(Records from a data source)
* START *
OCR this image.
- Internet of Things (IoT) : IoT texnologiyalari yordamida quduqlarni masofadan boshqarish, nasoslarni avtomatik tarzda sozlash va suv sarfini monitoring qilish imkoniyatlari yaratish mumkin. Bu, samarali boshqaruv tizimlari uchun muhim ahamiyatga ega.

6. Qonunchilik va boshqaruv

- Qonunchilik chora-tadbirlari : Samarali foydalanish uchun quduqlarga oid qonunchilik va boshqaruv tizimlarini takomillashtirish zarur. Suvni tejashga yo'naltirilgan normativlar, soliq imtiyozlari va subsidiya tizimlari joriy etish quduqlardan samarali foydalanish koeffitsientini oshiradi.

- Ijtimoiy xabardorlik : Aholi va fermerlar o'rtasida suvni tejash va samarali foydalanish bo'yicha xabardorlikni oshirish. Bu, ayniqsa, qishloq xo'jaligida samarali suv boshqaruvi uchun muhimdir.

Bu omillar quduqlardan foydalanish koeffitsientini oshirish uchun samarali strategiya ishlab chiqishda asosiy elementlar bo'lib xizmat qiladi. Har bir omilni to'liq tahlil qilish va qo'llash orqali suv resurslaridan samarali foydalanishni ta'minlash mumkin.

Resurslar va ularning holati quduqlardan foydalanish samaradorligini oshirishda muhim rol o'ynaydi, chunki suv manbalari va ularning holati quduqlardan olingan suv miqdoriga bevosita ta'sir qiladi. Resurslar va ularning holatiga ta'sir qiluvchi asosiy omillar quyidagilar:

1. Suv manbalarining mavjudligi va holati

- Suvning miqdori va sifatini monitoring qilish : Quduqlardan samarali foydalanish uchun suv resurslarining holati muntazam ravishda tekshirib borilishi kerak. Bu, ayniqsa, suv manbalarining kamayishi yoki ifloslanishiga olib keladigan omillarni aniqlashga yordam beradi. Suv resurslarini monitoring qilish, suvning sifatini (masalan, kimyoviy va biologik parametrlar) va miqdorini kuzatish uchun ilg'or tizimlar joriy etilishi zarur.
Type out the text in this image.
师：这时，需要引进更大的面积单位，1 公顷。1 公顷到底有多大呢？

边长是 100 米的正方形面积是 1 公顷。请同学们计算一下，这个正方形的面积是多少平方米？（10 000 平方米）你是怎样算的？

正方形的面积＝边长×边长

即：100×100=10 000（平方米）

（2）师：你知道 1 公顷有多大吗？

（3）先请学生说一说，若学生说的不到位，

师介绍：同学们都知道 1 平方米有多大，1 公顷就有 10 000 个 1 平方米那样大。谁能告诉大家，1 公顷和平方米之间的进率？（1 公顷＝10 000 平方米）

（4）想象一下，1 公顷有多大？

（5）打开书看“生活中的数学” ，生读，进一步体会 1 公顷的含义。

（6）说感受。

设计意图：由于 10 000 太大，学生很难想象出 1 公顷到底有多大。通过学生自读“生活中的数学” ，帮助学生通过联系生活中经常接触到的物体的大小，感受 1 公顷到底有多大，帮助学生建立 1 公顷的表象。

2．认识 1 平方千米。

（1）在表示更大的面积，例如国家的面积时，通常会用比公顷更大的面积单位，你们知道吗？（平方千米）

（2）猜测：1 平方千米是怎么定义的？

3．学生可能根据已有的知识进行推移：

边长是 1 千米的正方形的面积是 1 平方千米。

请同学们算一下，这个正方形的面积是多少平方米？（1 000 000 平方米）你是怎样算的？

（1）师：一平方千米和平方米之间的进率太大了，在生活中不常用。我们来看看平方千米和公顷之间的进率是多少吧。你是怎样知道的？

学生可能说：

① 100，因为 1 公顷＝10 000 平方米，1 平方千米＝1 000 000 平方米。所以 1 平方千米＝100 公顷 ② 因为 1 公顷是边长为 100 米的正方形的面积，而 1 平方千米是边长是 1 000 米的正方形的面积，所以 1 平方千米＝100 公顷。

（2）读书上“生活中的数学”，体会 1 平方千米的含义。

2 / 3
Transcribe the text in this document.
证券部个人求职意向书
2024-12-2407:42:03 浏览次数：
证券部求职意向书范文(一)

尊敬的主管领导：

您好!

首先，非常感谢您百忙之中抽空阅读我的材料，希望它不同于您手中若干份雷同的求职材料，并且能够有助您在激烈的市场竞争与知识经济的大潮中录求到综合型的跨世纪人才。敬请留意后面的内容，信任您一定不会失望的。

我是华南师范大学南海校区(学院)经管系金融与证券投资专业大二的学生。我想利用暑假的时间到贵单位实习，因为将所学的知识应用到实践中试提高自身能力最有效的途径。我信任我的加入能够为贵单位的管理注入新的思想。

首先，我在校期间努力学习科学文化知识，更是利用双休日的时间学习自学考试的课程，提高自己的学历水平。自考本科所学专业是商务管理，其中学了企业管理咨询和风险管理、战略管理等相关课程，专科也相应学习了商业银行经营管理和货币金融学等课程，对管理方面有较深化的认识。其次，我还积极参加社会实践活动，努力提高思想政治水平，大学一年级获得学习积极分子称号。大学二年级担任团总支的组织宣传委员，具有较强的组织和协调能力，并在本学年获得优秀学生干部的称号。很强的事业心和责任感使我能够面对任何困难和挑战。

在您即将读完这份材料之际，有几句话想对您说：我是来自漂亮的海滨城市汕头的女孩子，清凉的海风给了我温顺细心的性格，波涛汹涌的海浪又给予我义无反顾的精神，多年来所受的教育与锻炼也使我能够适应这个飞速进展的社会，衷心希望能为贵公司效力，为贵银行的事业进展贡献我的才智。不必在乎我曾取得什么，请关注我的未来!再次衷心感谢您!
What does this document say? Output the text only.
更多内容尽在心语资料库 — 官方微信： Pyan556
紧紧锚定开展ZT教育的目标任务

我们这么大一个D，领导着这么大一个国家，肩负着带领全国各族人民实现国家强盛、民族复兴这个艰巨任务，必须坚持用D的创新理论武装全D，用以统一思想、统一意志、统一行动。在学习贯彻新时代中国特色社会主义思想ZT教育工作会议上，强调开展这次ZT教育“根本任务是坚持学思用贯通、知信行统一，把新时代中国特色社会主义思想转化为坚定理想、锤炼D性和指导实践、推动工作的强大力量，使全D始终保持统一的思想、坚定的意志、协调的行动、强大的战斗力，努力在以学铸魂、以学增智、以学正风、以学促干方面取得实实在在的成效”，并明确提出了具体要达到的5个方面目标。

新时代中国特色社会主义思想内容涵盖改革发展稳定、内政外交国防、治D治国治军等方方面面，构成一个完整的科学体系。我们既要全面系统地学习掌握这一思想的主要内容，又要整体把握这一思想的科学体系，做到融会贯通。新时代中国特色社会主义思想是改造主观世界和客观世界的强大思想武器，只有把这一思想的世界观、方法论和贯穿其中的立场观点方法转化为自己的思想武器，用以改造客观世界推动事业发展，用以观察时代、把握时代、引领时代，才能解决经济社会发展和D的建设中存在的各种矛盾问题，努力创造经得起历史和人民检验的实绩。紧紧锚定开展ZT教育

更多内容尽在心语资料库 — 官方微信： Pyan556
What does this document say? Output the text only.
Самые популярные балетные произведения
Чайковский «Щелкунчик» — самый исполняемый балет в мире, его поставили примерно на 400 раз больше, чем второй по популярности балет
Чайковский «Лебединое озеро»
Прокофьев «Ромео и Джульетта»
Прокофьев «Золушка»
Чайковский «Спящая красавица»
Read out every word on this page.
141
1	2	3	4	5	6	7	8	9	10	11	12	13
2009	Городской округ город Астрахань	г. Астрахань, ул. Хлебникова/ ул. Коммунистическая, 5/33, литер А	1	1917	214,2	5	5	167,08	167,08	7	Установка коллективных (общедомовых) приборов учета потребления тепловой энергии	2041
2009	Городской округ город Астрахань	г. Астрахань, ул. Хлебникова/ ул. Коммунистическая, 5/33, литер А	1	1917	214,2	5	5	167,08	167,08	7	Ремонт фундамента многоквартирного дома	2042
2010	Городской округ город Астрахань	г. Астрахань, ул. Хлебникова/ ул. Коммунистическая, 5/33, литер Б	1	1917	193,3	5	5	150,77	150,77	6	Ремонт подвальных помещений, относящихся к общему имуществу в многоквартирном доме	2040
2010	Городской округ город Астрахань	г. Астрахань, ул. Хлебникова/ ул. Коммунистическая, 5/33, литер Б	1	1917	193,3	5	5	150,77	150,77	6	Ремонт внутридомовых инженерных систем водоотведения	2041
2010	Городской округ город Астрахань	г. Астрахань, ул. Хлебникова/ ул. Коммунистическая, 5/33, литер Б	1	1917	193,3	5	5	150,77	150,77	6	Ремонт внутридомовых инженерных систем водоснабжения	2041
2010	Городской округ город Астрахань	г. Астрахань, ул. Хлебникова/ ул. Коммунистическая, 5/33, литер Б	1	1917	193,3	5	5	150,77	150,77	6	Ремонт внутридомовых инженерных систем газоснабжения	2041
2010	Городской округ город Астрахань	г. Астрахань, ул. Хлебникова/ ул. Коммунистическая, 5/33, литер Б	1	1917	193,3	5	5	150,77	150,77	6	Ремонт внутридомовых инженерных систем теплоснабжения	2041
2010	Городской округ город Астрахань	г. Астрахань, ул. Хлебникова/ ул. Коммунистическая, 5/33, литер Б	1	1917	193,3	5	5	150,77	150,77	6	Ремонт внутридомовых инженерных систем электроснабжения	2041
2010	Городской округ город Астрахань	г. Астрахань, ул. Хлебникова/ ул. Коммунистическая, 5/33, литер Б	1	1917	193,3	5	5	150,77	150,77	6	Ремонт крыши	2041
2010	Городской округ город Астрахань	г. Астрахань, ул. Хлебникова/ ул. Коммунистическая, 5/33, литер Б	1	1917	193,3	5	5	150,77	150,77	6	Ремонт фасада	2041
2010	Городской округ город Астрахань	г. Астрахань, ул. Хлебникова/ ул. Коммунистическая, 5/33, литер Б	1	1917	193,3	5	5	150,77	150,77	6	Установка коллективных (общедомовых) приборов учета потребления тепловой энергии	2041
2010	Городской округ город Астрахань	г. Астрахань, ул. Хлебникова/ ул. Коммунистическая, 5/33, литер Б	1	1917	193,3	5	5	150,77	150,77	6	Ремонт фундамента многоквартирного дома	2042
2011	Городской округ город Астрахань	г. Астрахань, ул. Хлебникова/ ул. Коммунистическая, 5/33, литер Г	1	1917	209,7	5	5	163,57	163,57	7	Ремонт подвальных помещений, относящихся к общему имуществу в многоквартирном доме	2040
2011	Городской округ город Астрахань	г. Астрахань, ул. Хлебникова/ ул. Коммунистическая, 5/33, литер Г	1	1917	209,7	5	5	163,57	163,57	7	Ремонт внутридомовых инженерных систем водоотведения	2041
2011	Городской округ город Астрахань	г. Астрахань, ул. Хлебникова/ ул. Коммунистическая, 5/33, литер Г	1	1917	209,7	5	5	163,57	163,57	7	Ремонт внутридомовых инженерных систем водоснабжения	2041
* END *
OBJECTIVE: State how many lines of the records above contain the word "manbalarining", giving only that number.

EXPECTED ANSWER: 2